++++ ページ抜粋 ++++

「マイナスはプラスに」

1コリント2章6節〜

2:6 しかし、わたしたちは、信仰に成熟した人たちの間では知恵を語ります。それはこの世の知恵ではなく、また、この世の滅びゆく支配者たちの知恵でもありません。
2:7 わたしたちが語るのは、隠されていた、神秘としての神の知恵であり、神がわたしたちに栄光を与えるために、世界の始まる前から定めておられたものです。
2:8 この世の支配者たちはだれ一人、この知恵を理解しませんでした。もし理解していたら、栄光の主を十字架につけはしなかったでしょう。
2:9 しかし、このことは、/「目が見もせず、耳が聞きもせず、/人の心に思い浮かびもしなかったことを、/神は御自分を愛する者たちに準備された」と書いてあるとおりです。


 この箇所で、パウロは言っていますね。「信仰に成熟した人たち」には、知恵を語りますと。つまり、信仰に成熟した人でなければ分からない、理解出来ない、納得出来ない知恵というものがある。そういう人生観、そして価値観というものがあるということだと思います。逆を言うと、信仰のないひとには分からない。納得出来ない、理解出来ない、そういう人生観であり、価値観があるということをパウロはいっている。本当にそうだと思うのですね。

 人生に起こってくる様々な出来事や、試練。失敗とか病気とか。そのような出来事は、これは信仰のある、無しに関係なく襲ってくるわけであります。出来事というものは、あまり信仰の成熟とは関係なく、起こる。信仰が成熟しているから、良いことしか起こらないとか、病気にならないとか、死なないということではない。では、信仰に成熟するとなにが変ってくるのかといえば、出来事の解釈が変ってくるわけであります。おなじ出来事をみたとしても、その解釈、つまり、どんな意味があるのか、ということは、全く人によって違う受け取り方になる。あのキリストの十字架の出来事を、ただ、一人の人間が死んだのだとしか受け取らないのと、あの十字架は、自分の罪を背負って神の御子が死んでくださったのだ、と受け取るのは、全く違いますでしょう。

 ですから、「信仰に成熟する」ということは、一つ一つの出来事を、ただ、偶然だとか、たまたまだと、そのように解釈せずに、すべての出来事の中に貫いている、神様の最善の導きを信じて、そのように受け止めて生きるということだと思います。つまり、人生には良いことも悪いこともあるし、この世界には、信じられないような悪もあるけれども、しかし、どのような出来事も、どのような決断も、私たちにはその全ての意味は分からないけれども、真実なる神様とは無関係の出来事はないし、神は真実ゆえに、どのようなマイナスもプラスになさる。十字架というマイナスからさえ復活というプラスを生み出した神は、どのような出来事からも、神の栄光を現わして下さると、その考える。それが「信仰に成熟した人たち」であろうと思います。

++++ 提供情報 ++++

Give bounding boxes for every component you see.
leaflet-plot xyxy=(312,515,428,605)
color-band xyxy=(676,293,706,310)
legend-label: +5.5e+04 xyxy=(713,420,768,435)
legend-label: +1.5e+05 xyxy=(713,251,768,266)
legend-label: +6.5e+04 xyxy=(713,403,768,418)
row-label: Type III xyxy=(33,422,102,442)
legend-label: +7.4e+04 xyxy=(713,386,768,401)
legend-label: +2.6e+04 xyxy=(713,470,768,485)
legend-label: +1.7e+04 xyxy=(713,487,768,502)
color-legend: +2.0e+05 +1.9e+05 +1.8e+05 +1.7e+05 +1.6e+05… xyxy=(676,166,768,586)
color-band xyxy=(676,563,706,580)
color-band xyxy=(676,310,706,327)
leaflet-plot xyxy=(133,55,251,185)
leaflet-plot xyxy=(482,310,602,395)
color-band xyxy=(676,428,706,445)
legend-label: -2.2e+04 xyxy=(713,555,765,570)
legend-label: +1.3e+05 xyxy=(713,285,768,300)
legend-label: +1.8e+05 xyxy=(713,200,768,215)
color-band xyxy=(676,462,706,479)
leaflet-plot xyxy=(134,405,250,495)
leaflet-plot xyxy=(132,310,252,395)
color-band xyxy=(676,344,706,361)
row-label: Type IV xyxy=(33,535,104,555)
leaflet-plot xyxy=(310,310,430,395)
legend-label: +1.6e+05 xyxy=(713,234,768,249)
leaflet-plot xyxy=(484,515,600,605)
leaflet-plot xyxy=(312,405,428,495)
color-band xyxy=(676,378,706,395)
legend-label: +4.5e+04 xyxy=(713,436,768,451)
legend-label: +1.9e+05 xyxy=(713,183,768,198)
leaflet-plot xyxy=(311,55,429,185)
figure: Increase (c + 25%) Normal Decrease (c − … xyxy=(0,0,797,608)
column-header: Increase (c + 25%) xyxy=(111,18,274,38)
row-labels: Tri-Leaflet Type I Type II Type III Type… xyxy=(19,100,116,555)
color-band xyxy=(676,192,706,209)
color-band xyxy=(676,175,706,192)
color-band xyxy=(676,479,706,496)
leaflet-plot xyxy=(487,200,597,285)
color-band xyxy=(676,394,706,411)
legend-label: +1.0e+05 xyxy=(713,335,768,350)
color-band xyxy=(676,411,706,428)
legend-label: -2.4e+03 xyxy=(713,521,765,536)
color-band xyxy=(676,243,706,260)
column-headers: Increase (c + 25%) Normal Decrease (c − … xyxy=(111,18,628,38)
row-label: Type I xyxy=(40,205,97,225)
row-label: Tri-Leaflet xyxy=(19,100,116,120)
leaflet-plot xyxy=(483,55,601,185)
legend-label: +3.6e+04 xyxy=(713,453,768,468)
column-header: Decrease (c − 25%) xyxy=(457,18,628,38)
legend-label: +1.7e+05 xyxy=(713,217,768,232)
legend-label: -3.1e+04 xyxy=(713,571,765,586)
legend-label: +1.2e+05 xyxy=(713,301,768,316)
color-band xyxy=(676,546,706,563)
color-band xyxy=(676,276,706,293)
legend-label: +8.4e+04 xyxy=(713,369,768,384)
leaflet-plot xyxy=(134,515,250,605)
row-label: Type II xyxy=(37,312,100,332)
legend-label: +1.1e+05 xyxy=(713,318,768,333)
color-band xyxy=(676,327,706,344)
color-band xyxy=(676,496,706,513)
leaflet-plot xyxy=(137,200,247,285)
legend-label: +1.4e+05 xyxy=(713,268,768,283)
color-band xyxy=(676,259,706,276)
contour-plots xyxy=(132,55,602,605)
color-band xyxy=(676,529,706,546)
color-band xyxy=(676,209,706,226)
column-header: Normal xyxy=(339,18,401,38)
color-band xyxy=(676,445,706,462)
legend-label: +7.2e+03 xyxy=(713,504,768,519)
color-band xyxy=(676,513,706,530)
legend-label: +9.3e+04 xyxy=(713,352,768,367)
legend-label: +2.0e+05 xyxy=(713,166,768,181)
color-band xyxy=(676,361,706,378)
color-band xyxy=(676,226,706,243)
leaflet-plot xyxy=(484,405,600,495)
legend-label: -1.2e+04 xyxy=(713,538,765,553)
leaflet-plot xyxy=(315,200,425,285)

++++

依頼概要: 1コリント2章6節以下を扱った文章「マイナスはプラスに」を、最後の文の次から書き継いでください。

作業結果:
 わたしは、自分の人生を振り返ってみますと、私の両親は、自宅で洋裁の仕立てをしていたのですけれども、働けけどはたらけど生活は楽にならず、わたしも小学生の一年生くらいから、家の仕事の手伝いをさせられて、毎晩夜遅くまで働く、親の背中をみて育ちました。家にお金がないことは十分分かっていましたし、両親からも、、早く自立して働くようにといわれつづけるなかで、中学生の時に、すでに大学の進学を諦めてしまった。いやそれどころではなく、高校にさえいかせるお金はないと言われたので、まじめに、中学を出たら働いて、定時制の高校に行くしかないと思っていました。なんとか高校には行かせてくれるということになって、すぐ、手に職を付けるために、工業高校の電気科に進みました。

 ところが、そこで音楽に出会って、楽器に熱中するようになって、そのときは、ホルンという楽器を吹いていたのですけれども、自分は、このホルンという楽器を心から愛するようになって、朝から晩まで練習して、出来たらこれで生きていきたいと思うようになります。しかし、貧しい家には音大になどやるお金があるわけがありませんから、そんな音楽で生きていくなどということは、夢でしかなかったのですけれども、ある時、スタジオミュージシャンのプロの方が教えに来て下さったときに、自衛隊の音楽隊のことを教えて下さって、実は、その方も、音楽隊に入って、給料をもらいながら、練習をつんで、独立したというお話を聞いて、自分もその道に進むことにしたわけであります。

 自衛隊に入隊して、辛い訓練を受けて、いつか音楽隊に入れるんだと、ただ、その希望にしがみついて、こらえて。でも、そう簡単には音楽隊には入れないのですね。倍率がたかくて、オーディションをして、それでも、よっぽど運が良くないと入れない。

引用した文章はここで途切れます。